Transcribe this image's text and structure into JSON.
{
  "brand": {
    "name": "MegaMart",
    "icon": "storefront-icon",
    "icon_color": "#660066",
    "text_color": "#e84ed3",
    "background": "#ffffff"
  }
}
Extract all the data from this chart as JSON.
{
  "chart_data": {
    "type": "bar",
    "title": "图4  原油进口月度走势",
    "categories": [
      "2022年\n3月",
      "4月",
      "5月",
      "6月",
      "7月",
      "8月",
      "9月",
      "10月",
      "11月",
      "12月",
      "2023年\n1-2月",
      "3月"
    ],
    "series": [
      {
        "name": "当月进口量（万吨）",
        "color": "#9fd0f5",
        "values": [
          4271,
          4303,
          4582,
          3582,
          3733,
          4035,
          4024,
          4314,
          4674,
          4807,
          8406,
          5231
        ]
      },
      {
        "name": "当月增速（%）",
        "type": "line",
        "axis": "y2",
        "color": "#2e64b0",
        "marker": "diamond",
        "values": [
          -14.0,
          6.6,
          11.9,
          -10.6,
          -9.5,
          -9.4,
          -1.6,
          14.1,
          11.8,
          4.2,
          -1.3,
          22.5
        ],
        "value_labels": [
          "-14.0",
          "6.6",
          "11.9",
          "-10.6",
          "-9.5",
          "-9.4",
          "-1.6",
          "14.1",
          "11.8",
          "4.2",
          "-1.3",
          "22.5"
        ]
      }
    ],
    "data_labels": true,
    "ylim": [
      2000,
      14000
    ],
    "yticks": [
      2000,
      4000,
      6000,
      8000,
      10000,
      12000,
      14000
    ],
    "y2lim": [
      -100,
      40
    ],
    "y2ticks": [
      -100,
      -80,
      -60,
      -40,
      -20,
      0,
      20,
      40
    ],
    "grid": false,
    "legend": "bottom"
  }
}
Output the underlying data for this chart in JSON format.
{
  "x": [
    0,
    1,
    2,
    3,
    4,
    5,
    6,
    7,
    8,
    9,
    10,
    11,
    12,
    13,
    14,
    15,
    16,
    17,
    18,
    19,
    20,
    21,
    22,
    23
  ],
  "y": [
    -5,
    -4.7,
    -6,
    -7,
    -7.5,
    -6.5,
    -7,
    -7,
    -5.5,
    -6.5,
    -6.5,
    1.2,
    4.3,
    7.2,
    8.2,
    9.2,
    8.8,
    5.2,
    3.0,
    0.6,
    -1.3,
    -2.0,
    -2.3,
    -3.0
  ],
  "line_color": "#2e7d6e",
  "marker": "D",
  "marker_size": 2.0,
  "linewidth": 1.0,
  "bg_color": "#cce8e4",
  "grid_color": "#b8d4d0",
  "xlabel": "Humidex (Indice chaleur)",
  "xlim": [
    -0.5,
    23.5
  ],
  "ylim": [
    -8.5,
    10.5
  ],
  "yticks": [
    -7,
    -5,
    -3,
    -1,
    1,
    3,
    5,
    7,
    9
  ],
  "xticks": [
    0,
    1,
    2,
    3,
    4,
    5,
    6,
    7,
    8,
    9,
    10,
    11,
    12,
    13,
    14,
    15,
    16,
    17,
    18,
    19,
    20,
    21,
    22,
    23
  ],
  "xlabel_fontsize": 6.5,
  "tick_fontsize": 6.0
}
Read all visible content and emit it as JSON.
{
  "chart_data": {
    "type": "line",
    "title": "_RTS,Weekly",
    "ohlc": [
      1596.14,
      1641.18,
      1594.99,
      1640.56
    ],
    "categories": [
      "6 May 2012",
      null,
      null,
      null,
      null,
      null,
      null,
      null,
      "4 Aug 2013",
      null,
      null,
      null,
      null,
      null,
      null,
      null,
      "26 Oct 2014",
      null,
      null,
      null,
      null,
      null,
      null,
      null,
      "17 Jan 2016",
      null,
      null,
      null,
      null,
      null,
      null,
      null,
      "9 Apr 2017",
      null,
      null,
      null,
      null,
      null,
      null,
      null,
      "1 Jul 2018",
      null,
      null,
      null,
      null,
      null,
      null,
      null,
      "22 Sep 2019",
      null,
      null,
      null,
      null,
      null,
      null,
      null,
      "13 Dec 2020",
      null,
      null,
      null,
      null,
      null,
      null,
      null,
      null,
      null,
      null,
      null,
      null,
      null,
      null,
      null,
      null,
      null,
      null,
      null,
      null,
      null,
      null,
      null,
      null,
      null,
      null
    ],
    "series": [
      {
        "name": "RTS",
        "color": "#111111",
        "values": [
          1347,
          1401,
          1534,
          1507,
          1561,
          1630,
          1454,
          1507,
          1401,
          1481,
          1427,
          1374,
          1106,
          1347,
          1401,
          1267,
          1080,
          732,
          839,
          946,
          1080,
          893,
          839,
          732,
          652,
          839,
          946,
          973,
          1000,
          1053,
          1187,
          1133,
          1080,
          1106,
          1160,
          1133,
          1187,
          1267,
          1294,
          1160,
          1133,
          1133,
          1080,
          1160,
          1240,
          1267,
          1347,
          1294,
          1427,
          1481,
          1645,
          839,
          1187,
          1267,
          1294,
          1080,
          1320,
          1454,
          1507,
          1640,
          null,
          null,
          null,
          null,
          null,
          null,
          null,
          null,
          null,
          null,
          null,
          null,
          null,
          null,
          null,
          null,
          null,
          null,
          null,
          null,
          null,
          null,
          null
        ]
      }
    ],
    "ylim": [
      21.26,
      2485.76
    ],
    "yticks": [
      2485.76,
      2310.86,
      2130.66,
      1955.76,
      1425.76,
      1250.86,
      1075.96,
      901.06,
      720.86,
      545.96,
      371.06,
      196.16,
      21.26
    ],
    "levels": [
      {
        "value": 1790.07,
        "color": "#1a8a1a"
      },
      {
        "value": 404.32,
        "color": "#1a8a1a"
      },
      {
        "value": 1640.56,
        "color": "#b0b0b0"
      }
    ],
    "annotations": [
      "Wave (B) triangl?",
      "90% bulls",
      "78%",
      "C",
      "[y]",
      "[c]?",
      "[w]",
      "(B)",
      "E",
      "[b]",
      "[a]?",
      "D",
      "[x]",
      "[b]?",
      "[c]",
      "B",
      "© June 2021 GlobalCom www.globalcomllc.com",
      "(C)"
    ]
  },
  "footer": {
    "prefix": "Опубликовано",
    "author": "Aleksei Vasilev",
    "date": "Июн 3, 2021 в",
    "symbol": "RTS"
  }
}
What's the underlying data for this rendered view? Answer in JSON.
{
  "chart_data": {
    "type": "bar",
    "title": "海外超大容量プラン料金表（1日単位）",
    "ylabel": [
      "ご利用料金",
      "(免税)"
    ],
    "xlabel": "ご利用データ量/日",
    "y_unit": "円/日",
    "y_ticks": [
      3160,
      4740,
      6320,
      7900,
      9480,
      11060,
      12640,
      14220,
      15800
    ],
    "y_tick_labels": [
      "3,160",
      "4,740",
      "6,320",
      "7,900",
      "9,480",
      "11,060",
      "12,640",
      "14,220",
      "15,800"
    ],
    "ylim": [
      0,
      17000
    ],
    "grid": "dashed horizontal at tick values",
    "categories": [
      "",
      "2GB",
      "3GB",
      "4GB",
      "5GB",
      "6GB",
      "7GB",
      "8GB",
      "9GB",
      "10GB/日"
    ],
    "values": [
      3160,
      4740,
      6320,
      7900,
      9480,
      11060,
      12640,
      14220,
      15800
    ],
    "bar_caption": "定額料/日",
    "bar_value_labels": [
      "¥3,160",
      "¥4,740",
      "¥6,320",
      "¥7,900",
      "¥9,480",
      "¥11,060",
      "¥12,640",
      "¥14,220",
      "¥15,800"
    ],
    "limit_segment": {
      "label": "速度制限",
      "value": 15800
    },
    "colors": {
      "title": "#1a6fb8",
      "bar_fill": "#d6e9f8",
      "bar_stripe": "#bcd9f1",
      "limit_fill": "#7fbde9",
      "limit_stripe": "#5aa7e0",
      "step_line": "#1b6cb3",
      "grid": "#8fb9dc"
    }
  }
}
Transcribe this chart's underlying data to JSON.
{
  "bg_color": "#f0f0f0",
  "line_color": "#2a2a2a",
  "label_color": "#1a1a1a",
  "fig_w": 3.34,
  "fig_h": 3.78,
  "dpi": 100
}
____________
Extract each line holding the string "Transcribe".

Transcribe this image's text and structure into JSON.
Transcribe this chart's underlying data to JSON.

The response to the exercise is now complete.